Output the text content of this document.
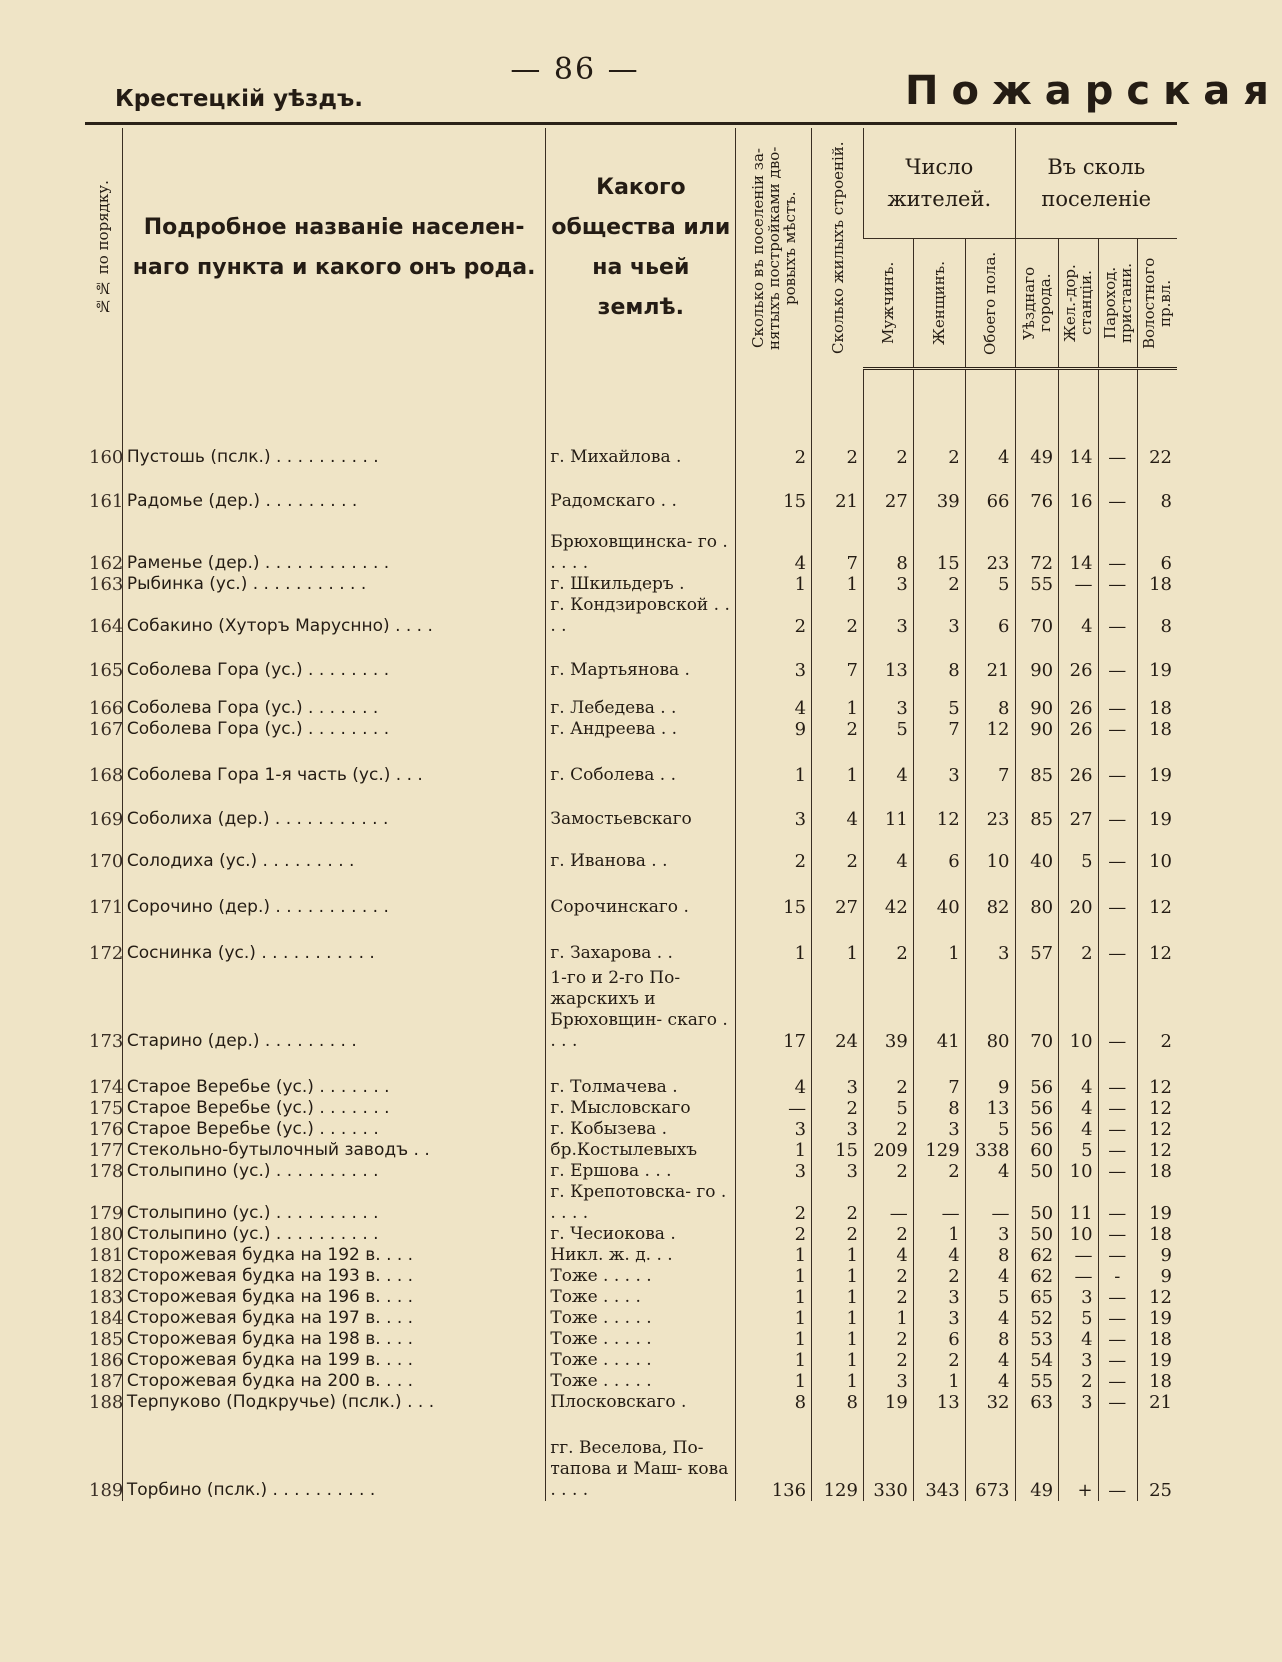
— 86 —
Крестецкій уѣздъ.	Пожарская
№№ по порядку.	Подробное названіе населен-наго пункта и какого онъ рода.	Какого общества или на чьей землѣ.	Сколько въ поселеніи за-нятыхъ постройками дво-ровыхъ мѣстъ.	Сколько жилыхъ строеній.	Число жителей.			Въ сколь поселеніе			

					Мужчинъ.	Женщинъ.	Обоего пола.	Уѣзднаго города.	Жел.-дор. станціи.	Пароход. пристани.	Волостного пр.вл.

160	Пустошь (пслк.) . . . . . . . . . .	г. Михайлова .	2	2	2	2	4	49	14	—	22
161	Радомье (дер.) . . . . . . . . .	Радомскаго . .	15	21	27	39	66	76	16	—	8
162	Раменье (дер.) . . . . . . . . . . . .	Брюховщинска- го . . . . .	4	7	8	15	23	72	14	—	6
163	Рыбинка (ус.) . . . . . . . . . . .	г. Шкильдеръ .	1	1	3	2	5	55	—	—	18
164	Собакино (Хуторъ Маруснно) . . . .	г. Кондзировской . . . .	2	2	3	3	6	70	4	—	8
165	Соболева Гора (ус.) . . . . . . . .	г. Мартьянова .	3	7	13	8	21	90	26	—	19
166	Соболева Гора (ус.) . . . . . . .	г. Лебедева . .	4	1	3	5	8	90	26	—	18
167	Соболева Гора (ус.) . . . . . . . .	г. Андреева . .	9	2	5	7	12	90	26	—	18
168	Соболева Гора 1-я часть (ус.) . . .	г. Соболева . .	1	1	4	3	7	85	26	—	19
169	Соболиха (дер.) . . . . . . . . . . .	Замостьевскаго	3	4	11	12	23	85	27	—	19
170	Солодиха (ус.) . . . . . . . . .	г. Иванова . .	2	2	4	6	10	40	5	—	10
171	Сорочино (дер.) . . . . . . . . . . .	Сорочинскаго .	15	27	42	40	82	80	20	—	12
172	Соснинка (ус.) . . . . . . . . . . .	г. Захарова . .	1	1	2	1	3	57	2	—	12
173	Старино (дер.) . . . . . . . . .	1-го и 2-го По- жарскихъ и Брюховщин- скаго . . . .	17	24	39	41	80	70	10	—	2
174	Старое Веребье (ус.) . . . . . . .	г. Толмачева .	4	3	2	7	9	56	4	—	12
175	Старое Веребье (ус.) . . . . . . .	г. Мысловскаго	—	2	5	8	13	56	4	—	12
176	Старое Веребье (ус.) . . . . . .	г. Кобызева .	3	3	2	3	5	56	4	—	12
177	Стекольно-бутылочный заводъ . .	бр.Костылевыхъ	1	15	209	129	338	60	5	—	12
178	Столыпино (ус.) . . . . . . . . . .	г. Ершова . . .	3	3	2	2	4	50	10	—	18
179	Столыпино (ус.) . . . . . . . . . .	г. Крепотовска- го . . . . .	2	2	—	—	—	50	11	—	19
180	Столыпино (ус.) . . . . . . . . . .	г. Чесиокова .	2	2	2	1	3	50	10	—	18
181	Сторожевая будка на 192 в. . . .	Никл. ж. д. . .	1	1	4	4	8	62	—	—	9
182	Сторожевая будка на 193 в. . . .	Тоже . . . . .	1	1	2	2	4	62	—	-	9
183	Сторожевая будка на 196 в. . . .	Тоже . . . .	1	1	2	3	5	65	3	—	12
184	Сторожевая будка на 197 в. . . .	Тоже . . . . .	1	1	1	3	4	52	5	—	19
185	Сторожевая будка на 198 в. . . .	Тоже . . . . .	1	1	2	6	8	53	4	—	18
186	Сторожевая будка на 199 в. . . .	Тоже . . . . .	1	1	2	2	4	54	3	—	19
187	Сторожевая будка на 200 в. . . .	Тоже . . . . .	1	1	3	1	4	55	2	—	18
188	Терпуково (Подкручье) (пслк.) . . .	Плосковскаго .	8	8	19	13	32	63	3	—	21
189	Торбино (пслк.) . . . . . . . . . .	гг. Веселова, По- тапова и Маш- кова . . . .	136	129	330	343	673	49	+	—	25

> _PROBLEM DETAILS_
Transcribe the whole listing exactly. Pictures are excluded.

> _TASK ANSWER_
Output the text content of this document.
— 86 —
Крестецкій уѣздъ.	Пожарская
№№ по порядку.	Подробное названіе населен-наго пункта и какого онъ рода.	Какого общества или на чьей землѣ.	Сколько въ поселеніи за-нятыхъ постройками дво-ровыхъ мѣстъ.	Сколько жилыхъ строеній.	Число жителей.			Въ сколь поселеніе			

					Мужчинъ.	Женщинъ.	Обоего пола.	Уѣзднаго города.	Жел.-дор. станціи.	Пароход. пристани.	Волостного пр.вл.

160	Пустошь (пслк.) . . . . . . . . . .	г. Михайлова .	2	2	2	2	4	49	14	—	22
161	Радомье (дер.) . . . . . . . . .	Радомскаго . .	15	21	27	39	66	76	16	—	8
162	Раменье (дер.) . . . . . . . . . . . .	Брюховщинска- го . . . . .	4	7	8	15	23	72	14	—	6
163	Рыбинка (ус.) . . . . . . . . . . .	г. Шкильдеръ .	1	1	3	2	5	55	—	—	18
164	Собакино (Хуторъ Маруснно) . . . .	г. Кондзировской . . . .	2	2	3	3	6	70	4	—	8
165	Соболева Гора (ус.) . . . . . . . .	г. Мартьянова .	3	7	13	8	21	90	26	—	19
166	Соболева Гора (ус.) . . . . . . .	г. Лебедева . .	4	1	3	5	8	90	26	—	18
167	Соболева Гора (ус.) . . . . . . . .	г. Андреева . .	9	2	5	7	12	90	26	—	18
168	Соболева Гора 1-я часть (ус.) . . .	г. Соболева . .	1	1	4	3	7	85	26	—	19
169	Соболиха (дер.) . . . . . . . . . . .	Замостьевскаго	3	4	11	12	23	85	27	—	19
170	Солодиха (ус.) . . . . . . . . .	г. Иванова . .	2	2	4	6	10	40	5	—	10
171	Сорочино (дер.) . . . . . . . . . . .	Сорочинскаго .	15	27	42	40	82	80	20	—	12
172	Соснинка (ус.) . . . . . . . . . . .	г. Захарова . .	1	1	2	1	3	57	2	—	12
173	Старино (дер.) . . . . . . . . .	1-го и 2-го По- жарскихъ и Брюховщин- скаго . . . .	17	24	39	41	80	70	10	—	2
174	Старое Веребье (ус.) . . . . . . .	г. Толмачева .	4	3	2	7	9	56	4	—	12
175	Старое Веребье (ус.) . . . . . . .	г. Мысловскаго	—	2	5	8	13	56	4	—	12
176	Старое Веребье (ус.) . . . . . .	г. Кобызева .	3	3	2	3	5	56	4	—	12
177	Стекольно-бутылочный заводъ . .	бр.Костылевыхъ	1	15	209	129	338	60	5	—	12
178	Столыпино (ус.) . . . . . . . . . .	г. Ершова . . .	3	3	2	2	4	50	10	—	18
179	Столыпино (ус.) . . . . . . . . . .	г. Крепотовска- го . . . . .	2	2	—	—	—	50	11	—	19
180	Столыпино (ус.) . . . . . . . . . .	г. Чесиокова .	2	2	2	1	3	50	10	—	18
181	Сторожевая будка на 192 в. . . .	Никл. ж. д. . .	1	1	4	4	8	62	—	—	9
182	Сторожевая будка на 193 в. . . .	Тоже . . . . .	1	1	2	2	4	62	—	-	9
183	Сторожевая будка на 196 в. . . .	Тоже . . . .	1	1	2	3	5	65	3	—	12
184	Сторожевая будка на 197 в. . . .	Тоже . . . . .	1	1	1	3	4	52	5	—	19
185	Сторожевая будка на 198 в. . . .	Тоже . . . . .	1	1	2	6	8	53	4	—	18
186	Сторожевая будка на 199 в. . . .	Тоже . . . . .	1	1	2	2	4	54	3	—	19
187	Сторожевая будка на 200 в. . . .	Тоже . . . . .	1	1	3	1	4	55	2	—	18
188	Терпуково (Подкручье) (пслк.) . . .	Плосковскаго .	8	8	19	13	32	63	3	—	21
189	Торбино (пслк.) . . . . . . . . . .	гг. Веселова, По- тапова и Маш- кова . . . .	136	129	330	343	673	49	+	—	25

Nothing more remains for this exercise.